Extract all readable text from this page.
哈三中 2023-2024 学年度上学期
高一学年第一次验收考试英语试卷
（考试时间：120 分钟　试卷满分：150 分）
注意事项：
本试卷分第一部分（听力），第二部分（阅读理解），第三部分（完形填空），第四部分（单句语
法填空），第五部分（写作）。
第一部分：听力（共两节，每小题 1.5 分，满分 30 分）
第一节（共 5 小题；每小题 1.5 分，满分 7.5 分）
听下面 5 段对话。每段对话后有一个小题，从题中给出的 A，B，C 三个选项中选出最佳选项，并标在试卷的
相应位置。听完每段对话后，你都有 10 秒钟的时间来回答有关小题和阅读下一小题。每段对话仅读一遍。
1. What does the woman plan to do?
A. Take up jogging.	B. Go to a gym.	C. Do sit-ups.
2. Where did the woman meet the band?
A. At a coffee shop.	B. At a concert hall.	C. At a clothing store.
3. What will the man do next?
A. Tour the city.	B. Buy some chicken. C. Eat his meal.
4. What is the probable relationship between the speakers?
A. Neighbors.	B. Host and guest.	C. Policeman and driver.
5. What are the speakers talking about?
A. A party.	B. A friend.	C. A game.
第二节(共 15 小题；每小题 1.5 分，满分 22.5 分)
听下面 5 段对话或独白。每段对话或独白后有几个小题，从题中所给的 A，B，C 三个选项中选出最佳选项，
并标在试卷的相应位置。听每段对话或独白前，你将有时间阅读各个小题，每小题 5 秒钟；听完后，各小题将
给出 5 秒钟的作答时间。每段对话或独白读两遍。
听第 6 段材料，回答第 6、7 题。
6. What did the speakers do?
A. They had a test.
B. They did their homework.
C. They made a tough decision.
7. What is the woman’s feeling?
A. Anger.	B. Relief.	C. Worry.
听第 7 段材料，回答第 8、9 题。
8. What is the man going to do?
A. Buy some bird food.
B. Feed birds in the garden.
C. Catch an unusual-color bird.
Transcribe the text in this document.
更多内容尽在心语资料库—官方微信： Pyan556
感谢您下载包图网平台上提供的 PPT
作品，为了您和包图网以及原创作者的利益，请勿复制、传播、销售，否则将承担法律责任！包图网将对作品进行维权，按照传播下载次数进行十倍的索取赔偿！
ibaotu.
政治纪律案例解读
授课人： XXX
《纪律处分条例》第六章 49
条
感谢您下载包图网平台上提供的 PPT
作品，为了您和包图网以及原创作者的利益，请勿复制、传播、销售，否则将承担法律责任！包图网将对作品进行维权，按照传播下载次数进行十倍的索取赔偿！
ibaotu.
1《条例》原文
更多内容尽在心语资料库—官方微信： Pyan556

---

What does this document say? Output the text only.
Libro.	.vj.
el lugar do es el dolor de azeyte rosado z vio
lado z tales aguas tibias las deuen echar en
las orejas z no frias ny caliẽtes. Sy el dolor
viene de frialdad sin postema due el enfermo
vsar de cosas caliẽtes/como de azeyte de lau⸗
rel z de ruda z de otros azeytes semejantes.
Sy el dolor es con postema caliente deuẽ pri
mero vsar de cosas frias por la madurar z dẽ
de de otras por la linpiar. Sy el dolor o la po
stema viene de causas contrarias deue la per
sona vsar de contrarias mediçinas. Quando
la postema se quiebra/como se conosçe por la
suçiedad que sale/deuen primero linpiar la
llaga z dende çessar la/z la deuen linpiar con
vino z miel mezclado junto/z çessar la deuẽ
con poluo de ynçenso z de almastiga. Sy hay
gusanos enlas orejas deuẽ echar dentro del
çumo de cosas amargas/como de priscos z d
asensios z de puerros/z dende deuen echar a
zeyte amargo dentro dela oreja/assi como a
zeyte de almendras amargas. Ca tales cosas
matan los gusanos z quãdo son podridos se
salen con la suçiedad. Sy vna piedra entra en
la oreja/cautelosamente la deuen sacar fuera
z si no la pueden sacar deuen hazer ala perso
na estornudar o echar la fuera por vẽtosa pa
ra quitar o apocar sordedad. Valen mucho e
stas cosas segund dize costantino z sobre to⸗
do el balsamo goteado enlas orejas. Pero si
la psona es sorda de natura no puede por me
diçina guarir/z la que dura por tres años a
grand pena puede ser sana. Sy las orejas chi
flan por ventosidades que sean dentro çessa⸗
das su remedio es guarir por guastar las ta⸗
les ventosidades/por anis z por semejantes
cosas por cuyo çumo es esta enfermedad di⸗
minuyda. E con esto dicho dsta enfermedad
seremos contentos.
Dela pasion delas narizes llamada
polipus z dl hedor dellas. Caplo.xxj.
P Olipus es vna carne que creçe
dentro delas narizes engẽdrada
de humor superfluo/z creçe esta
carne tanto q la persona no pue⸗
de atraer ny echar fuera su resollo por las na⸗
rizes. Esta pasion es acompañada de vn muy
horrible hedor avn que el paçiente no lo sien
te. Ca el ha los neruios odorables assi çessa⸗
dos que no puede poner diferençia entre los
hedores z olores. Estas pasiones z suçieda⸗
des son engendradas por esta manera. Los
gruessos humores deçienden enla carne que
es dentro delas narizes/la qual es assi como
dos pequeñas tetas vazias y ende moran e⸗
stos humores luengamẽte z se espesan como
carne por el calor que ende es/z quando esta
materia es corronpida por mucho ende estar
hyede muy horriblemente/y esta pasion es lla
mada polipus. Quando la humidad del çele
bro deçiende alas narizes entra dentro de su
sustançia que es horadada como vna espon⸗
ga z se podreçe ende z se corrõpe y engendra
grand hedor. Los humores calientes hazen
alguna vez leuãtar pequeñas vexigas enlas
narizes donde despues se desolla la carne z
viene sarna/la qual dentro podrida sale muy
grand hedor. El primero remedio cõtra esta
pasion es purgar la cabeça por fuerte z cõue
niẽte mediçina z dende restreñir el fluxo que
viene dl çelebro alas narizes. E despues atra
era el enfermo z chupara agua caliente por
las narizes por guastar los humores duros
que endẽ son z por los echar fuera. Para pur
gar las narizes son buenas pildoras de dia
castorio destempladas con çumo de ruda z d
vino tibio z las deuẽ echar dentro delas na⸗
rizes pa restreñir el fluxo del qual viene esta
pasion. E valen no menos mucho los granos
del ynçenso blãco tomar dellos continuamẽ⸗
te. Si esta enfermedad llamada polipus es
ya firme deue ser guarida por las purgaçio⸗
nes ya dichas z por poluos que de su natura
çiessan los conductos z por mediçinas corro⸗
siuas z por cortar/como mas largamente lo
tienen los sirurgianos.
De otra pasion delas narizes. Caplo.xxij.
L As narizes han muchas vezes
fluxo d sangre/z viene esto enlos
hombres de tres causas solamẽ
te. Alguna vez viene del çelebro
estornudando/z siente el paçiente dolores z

...

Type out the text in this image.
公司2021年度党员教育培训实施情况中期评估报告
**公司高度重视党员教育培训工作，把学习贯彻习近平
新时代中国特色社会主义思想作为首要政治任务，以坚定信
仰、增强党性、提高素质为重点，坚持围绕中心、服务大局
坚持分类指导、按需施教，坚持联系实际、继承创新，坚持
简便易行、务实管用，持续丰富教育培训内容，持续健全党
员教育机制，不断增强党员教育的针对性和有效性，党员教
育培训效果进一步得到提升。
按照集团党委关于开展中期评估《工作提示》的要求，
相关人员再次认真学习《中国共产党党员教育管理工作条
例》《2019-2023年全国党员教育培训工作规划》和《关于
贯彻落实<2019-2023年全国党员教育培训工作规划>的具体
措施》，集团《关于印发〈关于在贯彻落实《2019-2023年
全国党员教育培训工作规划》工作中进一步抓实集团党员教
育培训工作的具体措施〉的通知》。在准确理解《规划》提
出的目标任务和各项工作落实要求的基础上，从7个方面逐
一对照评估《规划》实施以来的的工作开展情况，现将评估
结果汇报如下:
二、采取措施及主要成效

The exercise
List all lines above in which the string "remedio" appears.

Solution for this problem
das su remedio es guarir por guastar las ta⸗
grand hedor. El primero remedio cõtra esta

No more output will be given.